Saved entries
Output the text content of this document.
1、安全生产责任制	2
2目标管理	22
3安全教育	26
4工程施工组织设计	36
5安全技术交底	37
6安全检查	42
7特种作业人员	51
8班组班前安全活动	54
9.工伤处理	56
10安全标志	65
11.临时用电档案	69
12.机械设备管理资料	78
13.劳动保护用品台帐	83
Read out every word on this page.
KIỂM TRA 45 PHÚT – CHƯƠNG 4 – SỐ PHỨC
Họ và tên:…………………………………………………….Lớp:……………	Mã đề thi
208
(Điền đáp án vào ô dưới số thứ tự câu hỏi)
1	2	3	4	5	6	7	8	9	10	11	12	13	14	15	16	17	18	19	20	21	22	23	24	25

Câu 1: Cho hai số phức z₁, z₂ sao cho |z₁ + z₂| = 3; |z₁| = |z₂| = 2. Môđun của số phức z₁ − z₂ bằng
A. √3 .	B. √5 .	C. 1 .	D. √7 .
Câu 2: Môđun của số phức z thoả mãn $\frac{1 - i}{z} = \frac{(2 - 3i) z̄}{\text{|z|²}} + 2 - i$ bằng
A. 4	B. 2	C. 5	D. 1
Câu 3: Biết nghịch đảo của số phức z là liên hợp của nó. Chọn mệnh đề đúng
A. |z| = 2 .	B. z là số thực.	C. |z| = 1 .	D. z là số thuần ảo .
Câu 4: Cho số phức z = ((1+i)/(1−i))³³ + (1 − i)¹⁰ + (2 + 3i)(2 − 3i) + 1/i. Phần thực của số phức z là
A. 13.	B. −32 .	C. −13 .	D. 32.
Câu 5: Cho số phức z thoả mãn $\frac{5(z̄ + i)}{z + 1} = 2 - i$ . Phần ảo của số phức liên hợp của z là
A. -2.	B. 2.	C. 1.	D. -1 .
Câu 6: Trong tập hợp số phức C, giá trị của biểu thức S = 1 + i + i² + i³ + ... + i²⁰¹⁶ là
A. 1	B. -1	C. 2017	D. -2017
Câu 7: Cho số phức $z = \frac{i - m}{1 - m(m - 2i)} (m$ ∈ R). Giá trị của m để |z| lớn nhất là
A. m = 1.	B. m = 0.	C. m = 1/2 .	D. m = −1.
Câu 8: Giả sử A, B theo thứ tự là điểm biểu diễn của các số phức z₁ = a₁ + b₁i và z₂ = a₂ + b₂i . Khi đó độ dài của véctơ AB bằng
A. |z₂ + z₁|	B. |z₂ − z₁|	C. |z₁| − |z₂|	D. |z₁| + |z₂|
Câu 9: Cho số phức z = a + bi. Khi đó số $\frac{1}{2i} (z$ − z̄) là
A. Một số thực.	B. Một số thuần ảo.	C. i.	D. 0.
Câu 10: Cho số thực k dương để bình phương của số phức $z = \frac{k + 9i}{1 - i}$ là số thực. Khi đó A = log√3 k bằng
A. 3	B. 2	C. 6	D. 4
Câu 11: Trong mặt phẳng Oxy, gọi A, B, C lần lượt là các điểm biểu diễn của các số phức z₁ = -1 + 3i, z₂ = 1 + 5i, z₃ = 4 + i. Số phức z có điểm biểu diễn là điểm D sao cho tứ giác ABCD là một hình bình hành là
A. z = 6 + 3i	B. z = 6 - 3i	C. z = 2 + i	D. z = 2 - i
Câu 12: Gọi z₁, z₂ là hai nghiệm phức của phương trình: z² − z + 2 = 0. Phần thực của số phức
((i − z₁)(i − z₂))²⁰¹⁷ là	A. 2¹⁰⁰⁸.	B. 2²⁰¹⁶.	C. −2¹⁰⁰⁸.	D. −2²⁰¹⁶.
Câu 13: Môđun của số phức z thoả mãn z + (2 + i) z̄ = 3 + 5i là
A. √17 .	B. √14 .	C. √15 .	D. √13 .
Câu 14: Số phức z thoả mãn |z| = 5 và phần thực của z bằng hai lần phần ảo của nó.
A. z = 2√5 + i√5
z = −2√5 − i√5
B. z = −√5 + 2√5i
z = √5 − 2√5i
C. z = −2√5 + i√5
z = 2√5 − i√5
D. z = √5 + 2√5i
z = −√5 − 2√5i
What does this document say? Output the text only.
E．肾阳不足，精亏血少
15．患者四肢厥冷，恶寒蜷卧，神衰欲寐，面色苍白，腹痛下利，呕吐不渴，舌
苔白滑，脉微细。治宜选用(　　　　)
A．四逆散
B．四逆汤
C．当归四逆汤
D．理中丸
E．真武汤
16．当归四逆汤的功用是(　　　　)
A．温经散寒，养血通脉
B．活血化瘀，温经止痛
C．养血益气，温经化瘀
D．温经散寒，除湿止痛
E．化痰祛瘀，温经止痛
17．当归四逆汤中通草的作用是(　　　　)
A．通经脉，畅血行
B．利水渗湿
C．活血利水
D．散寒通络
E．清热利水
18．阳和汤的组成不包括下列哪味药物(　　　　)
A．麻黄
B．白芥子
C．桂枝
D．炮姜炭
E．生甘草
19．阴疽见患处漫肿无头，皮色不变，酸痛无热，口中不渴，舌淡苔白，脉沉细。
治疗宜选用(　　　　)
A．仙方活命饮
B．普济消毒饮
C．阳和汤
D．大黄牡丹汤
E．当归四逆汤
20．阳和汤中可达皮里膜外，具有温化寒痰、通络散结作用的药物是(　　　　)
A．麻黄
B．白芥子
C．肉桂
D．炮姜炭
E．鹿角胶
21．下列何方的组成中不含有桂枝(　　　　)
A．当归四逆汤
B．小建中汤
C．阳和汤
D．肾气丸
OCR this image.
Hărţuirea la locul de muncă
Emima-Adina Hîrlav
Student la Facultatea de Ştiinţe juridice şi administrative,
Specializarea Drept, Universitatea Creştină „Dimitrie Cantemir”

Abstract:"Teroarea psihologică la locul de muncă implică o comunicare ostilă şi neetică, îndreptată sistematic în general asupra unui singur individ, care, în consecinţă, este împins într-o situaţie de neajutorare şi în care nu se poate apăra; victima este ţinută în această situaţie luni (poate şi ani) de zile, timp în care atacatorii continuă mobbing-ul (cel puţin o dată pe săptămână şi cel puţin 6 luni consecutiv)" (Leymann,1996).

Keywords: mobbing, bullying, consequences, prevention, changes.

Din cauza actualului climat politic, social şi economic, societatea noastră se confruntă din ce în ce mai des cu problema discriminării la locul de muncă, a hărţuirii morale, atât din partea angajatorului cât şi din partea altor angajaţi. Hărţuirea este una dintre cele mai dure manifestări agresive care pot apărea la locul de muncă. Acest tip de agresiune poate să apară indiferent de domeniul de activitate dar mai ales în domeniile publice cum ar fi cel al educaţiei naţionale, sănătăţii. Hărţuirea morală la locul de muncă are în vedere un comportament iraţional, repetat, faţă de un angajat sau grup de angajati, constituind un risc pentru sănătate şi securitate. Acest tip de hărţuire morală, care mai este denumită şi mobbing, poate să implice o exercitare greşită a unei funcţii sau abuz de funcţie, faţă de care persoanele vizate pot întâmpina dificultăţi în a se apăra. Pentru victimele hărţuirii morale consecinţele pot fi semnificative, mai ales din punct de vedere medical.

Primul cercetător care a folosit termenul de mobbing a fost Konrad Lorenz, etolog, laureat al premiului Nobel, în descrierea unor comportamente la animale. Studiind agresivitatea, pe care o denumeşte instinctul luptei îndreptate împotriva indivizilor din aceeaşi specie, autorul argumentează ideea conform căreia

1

To do:
Would you write down every record again, exactly?

Solution for this exercise:
Output the text content of this document.
1、安全生产责任制	2
2目标管理	22
3安全教育	26
4工程施工组织设计	36
5安全技术交底	37
6安全检查	42
7特种作业人员	51
8班组班前安全活动	54
9.工伤处理	56
10安全标志	65
11.临时用电档案	69
12.机械设备管理资料	78
13.劳动保护用品台帐	83
Read out every word on this page.
KIỂM TRA 45 PHÚT – CHƯƠNG 4 – SỐ PHỨC
Họ và tên:…………………………………………………….Lớp:……………	Mã đề thi
208
(Điền đáp án vào ô dưới số thứ tự câu hỏi)
1	2	3	4	5	6	7	8	9	10	11	12	13	14	15	16	17	18	19	20	21	22	23	24	25

Câu 1: Cho hai số phức z₁, z₂ sao cho |z₁ + z₂| = 3; |z₁| = |z₂| = 2. Môđun của số phức z₁ − z₂ bằng
A. √3 .	B. √5 .	C. 1 .	D. √7 .
Câu 2: Môđun của số phức z thoả mãn $\frac{1 - i}{z} = \frac{(2 - 3i) z̄}{\text{|z|²}} + 2 - i$ bằng
A. 4	B. 2	C. 5	D. 1
Câu 3: Biết nghịch đảo của số phức z là liên hợp của nó. Chọn mệnh đề đúng
A. |z| = 2 .	B. z là số thực.	C. |z| = 1 .	D. z là số thuần ảo .
Câu 4: Cho số phức z = ((1+i)/(1−i))³³ + (1 − i)¹⁰ + (2 + 3i)(2 − 3i) + 1/i. Phần thực của số phức z là
A. 13.	B. −32 .	C. −13 .	D. 32.
Câu 5: Cho số phức z thoả mãn $\frac{5(z̄ + i)}{z + 1} = 2 - i$ . Phần ảo của số phức liên hợp của z là
A. -2.	B. 2.	C. 1.	D. -1 .
Câu 6: Trong tập hợp số phức C, giá trị của biểu thức S = 1 + i + i² + i³ + ... + i²⁰¹⁶ là
A. 1	B. -1	C. 2017	D. -2017
Câu 7: Cho số phức $z = \frac{i - m}{1 - m(m - 2i)} (m$ ∈ R). Giá trị của m để |z| lớn nhất là
A. m = 1.	B. m = 0.	C. m = 1/2 .	D. m = −1.
Câu 8: Giả sử A, B theo thứ tự là điểm biểu diễn của các số phức z₁ = a₁ + b₁i và z₂ = a₂ + b₂i . Khi đó độ dài của véctơ AB bằng
A. |z₂ + z₁|	B. |z₂ − z₁|	C. |z₁| − |z₂|	D. |z₁| + |z₂|
Câu 9: Cho số phức z = a + bi. Khi đó số $\frac{1}{2i} (z$ − z̄) là
A. Một số thực.	B. Một số thuần ảo.	C. i.	D. 0.
Câu 10: Cho số thực k dương để bình phương của số phức $z = \frac{k + 9i}{1 - i}$ là số thực. Khi đó A = log√3 k bằng
A. 3	B. 2	C. 6	D. 4
Câu 11: Trong mặt phẳng Oxy, gọi A, B, C lần lượt là các điểm biểu diễn của các số phức z₁ = -1 + 3i, z₂ = 1 + 5i, z₃ = 4 + i. Số phức z có điểm biểu diễn là điểm D sao cho tứ giác ABCD là một hình bình hành là
A. z = 6 + 3i	B. z = 6 - 3i	C. z = 2 + i	D. z = 2 - i
Câu 12: Gọi z₁, z₂ là hai nghiệm phức của phương trình: z² − z + 2 = 0. Phần thực của số phức
((i − z₁)(i − z₂))²⁰¹⁷ là	A. 2¹⁰⁰⁸.	B. 2²⁰¹⁶.	C. −2¹⁰⁰⁸.	D. −2²⁰¹⁶.
Câu 13: Môđun của số phức z thoả mãn z + (2 + i) z̄ = 3 + 5i là
A. √17 .	B. √14 .	C. √15 .	D. √13 .
Câu 14: Số phức z thoả mãn |z| = 5 và phần thực của z bằng hai lần phần ảo của nó.
A. z = 2√5 + i√5
z = −2√5 − i√5
B. z = −√5 + 2√5i
z = √5 − 2√5i
C. z = −2√5 + i√5
z = 2√5 − i√5
D. z = √5 + 2√5i
z = −√5 − 2√5i
What does this document say? Output the text only.
E．肾阳不足，精亏血少
15．患者四肢厥冷，恶寒蜷卧，神衰欲寐，面色苍白，腹痛下利，呕吐不渴，舌
苔白滑，脉微细。治宜选用(　　　　)
A．四逆散
B．四逆汤
C．当归四逆汤
D．理中丸
E．真武汤
16．当归四逆汤的功用是(　　　　)
A．温经散寒，养血通脉
B．活血化瘀，温经止痛
C．养血益气，温经化瘀
D．温经散寒，除湿止痛
E．化痰祛瘀，温经止痛
17．当归四逆汤中通草的作用是(　　　　)
A．通经脉，畅血行
B．利水渗湿
C．活血利水
D．散寒通络
E．清热利水
18．阳和汤的组成不包括下列哪味药物(　　　　)
A．麻黄
B．白芥子
C．桂枝
D．炮姜炭
E．生甘草
19．阴疽见患处漫肿无头，皮色不变，酸痛无热，口中不渴，舌淡苔白，脉沉细。
治疗宜选用(　　　　)
A．仙方活命饮
B．普济消毒饮
C．阳和汤
D．大黄牡丹汤
E．当归四逆汤
20．阳和汤中可达皮里膜外，具有温化寒痰、通络散结作用的药物是(　　　　)
A．麻黄
B．白芥子
C．肉桂
D．炮姜炭
E．鹿角胶
21．下列何方的组成中不含有桂枝(　　　　)
A．当归四逆汤
B．小建中汤
C．阳和汤
D．肾气丸
OCR this image.
Hărţuirea la locul de muncă
Emima-Adina Hîrlav
Student la Facultatea de Ştiinţe juridice şi administrative,
Specializarea Drept, Universitatea Creştină „Dimitrie Cantemir”

Abstract:"Teroarea psihologică la locul de muncă implică o comunicare ostilă şi neetică, îndreptată sistematic în general asupra unui singur individ, care, în consecinţă, este împins într-o situaţie de neajutorare şi în care nu se poate apăra; victima este ţinută în această situaţie luni (poate şi ani) de zile, timp în care atacatorii continuă mobbing-ul (cel puţin o dată pe săptămână şi cel puţin 6 luni consecutiv)" (Leymann,1996).

Keywords: mobbing, bullying, consequences, prevention, changes.

Din cauza actualului climat politic, social şi economic, societatea noastră se confruntă din ce în ce mai des cu problema discriminării la locul de muncă, a hărţuirii morale, atât din partea angajatorului cât şi din partea altor angajaţi. Hărţuirea este una dintre cele mai dure manifestări agresive care pot apărea la locul de muncă. Acest tip de agresiune poate să apară indiferent de domeniul de activitate dar mai ales în domeniile publice cum ar fi cel al educaţiei naţionale, sănătăţii. Hărţuirea morală la locul de muncă are în vedere un comportament iraţional, repetat, faţă de un angajat sau grup de angajati, constituind un risc pentru sănătate şi securitate. Acest tip de hărţuire morală, care mai este denumită şi mobbing, poate să implice o exercitare greşită a unei funcţii sau abuz de funcţie, faţă de care persoanele vizate pot întâmpina dificultăţi în a se apăra. Pentru victimele hărţuirii morale consecinţele pot fi semnificative, mai ales din punct de vedere medical.

Primul cercetător care a folosit termenul de mobbing a fost Konrad Lorenz, etolog, laureat al premiului Nobel, în descrierea unor comportamente la animale. Studiind agresivitatea, pe care o denumeşte instinctul luptei îndreptate împotriva indivizilor din aceeaşi specie, autorul argumentează ideea conform căreia

1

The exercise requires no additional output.